Exercise goal:
Search the material and gather each line with "father" in it.

Dataset content:
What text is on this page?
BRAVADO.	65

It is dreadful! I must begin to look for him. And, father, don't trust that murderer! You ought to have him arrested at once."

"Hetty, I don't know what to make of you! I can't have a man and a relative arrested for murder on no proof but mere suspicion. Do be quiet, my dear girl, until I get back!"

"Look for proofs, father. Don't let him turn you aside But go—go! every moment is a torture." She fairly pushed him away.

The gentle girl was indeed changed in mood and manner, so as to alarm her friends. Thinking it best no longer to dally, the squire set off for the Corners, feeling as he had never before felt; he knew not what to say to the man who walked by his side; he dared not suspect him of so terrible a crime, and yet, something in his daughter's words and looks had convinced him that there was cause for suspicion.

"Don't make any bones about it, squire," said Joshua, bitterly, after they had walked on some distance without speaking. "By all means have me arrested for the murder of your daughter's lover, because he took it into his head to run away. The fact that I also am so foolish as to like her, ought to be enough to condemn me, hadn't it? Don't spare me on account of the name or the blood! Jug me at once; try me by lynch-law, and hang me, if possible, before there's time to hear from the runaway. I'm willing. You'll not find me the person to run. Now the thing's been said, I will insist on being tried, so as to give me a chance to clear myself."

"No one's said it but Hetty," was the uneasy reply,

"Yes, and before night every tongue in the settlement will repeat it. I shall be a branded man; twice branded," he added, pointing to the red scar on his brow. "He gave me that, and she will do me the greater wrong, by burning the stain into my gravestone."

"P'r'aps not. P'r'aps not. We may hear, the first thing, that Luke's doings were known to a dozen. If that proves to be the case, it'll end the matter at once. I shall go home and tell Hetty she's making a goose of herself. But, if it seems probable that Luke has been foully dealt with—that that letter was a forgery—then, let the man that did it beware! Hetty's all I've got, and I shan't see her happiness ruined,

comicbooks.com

Exercise response:
It is dreadful! I must begin to look for him. And, father, don't trust that murderer! You ought to have him arrested at once."
"Look for proofs, father. Don't let him turn you aside But go—go! every moment is a torture." She fairly pushed him away.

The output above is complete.